[WHAT THE EXERCISE ASKS]:
Return, word for word, the stretch of the records from their start through the line that contains "most 100 elements.", with both ends included. Omit the pictures from your answer.

[DATASET CONTENT]:
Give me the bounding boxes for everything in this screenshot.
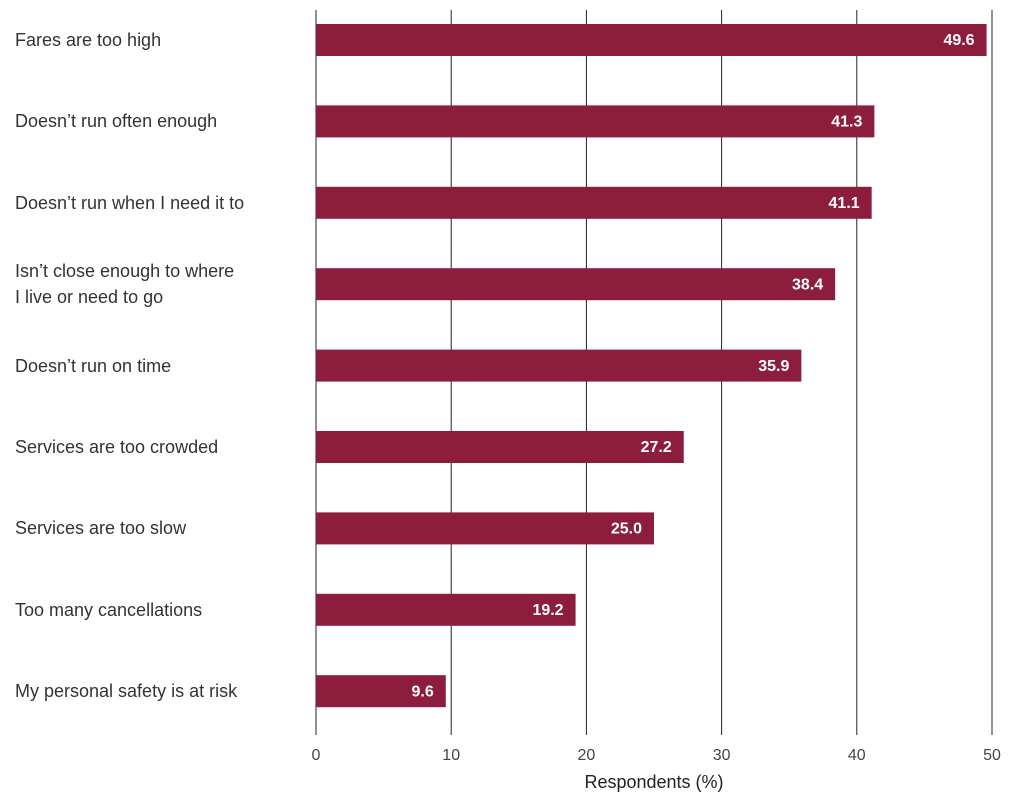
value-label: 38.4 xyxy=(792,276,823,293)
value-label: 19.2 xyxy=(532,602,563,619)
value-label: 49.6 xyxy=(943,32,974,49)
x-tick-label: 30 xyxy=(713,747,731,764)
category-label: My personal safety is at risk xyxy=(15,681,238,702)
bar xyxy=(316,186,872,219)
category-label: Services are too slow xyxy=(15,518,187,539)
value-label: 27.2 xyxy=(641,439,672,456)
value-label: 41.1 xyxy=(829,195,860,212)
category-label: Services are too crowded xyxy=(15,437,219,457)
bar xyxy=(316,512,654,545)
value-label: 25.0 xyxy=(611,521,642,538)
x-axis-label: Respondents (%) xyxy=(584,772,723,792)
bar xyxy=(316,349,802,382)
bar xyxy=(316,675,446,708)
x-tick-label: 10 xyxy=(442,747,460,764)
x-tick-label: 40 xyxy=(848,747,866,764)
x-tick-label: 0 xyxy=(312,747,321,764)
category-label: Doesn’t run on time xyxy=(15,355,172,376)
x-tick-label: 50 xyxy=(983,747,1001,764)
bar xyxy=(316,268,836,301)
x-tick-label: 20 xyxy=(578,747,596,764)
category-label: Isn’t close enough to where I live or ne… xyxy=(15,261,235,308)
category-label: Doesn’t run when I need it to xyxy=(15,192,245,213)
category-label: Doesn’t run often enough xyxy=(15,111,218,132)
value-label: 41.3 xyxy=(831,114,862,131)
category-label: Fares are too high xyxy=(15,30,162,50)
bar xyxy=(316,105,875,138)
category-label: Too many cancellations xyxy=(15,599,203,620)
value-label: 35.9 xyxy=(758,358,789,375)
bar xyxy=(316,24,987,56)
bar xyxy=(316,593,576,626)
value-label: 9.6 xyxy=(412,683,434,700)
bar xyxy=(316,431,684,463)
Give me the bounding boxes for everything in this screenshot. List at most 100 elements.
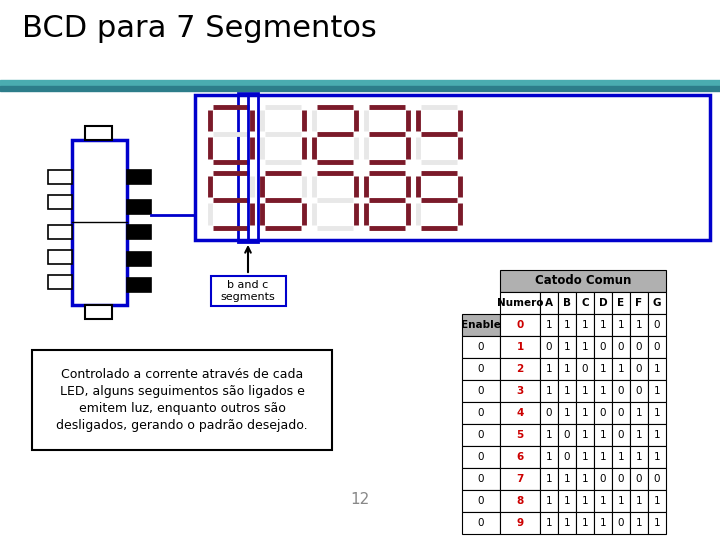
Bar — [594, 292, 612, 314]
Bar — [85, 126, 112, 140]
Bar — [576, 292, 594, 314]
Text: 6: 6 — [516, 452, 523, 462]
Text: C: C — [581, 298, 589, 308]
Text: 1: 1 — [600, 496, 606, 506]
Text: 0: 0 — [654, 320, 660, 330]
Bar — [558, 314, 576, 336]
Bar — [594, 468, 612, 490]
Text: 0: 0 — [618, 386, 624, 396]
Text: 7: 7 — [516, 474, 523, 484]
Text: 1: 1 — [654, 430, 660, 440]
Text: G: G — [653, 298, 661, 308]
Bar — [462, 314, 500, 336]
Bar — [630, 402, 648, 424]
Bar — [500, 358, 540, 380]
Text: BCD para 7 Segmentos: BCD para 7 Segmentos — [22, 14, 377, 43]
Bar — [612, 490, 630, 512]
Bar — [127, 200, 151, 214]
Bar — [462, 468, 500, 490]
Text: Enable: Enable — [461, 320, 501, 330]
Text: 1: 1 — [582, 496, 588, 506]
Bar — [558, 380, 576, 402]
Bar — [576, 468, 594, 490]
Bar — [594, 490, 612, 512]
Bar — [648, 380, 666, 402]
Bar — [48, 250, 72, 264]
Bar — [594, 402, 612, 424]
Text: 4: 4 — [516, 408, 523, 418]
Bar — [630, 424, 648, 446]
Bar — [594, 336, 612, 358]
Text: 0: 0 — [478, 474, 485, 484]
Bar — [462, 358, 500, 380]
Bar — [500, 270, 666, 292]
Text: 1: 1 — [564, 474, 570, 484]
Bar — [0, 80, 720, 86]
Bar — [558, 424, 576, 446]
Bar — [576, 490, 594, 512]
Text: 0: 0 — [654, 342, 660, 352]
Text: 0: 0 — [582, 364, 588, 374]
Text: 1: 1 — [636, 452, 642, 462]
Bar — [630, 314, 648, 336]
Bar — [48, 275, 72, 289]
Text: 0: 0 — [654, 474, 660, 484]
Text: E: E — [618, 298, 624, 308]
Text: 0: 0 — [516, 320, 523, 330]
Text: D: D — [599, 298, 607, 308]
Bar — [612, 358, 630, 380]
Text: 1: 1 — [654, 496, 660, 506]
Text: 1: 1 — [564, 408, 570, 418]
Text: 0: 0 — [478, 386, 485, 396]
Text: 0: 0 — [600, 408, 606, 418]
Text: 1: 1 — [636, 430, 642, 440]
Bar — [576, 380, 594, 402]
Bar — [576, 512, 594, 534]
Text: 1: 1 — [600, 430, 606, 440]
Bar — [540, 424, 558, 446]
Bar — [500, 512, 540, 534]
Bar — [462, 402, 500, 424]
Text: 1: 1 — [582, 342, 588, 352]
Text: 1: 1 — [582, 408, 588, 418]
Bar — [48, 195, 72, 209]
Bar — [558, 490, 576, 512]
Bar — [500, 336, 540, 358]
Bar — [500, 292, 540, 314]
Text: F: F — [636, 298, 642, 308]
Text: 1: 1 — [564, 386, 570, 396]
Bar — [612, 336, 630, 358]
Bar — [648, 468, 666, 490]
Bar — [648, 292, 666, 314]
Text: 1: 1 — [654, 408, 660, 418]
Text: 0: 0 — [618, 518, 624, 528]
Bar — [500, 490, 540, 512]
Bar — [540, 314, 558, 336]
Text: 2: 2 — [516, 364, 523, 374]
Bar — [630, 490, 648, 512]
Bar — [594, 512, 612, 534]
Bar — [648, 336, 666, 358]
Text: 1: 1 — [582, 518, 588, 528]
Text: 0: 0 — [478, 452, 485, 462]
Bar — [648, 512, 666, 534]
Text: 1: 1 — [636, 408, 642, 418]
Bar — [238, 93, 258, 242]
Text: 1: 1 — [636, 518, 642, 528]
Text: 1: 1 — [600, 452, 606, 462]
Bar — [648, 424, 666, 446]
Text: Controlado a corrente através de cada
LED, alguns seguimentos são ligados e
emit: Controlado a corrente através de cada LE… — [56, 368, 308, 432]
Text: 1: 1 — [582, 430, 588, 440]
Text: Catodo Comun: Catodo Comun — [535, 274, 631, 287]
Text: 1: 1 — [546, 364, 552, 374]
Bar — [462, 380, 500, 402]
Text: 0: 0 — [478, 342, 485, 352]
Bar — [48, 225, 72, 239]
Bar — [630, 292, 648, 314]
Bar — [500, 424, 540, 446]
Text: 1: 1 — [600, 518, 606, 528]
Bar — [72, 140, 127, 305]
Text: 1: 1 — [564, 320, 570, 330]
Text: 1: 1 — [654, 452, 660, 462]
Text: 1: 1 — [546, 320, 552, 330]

[WRITTEN RESPONSE]:
Give me the bounding boxes for everything in this screenshot.
value-label: 38.4 xyxy=(792,276,823,293)
value-label: 19.2 xyxy=(532,602,563,619)
value-label: 49.6 xyxy=(943,32,974,49)
x-tick-label: 30 xyxy=(713,747,731,764)
category-label: My personal safety is at risk xyxy=(15,681,238,702)
bar xyxy=(316,186,872,219)
category-label: Services are too slow xyxy=(15,518,187,539)
value-label: 27.2 xyxy=(641,439,672,456)
value-label: 41.1 xyxy=(829,195,860,212)
category-label: Services are too crowded xyxy=(15,437,219,457)
bar xyxy=(316,512,654,545)
value-label: 25.0 xyxy=(611,521,642,538)
x-axis-label: Respondents (%) xyxy=(584,772,723,792)
bar xyxy=(316,349,802,382)
bar xyxy=(316,675,446,708)
x-tick-label: 10 xyxy=(442,747,460,764)
x-tick-label: 40 xyxy=(848,747,866,764)
x-tick-label: 0 xyxy=(312,747,321,764)
category-label: Doesn’t run on time xyxy=(15,355,172,376)
x-tick-label: 50 xyxy=(983,747,1001,764)
bar xyxy=(316,268,836,301)
x-tick-label: 20 xyxy=(578,747,596,764)
category-label: Isn’t close enough to where I live or ne… xyxy=(15,261,235,308)
category-label: Doesn’t run when I need it to xyxy=(15,192,245,213)
category-label: Doesn’t run often enough xyxy=(15,111,218,132)
value-label: 41.3 xyxy=(831,114,862,131)
category-label: Fares are too high xyxy=(15,30,162,50)
bar xyxy=(316,105,875,138)
category-label: Too many cancellations xyxy=(15,599,203,620)
value-label: 35.9 xyxy=(758,358,789,375)
bar xyxy=(316,24,987,56)
bar xyxy=(316,593,576,626)
value-label: 9.6 xyxy=(412,683,434,700)
bar xyxy=(316,431,684,463)
Give me the bounding boxes for everything in this screenshot. List at most 100 elements.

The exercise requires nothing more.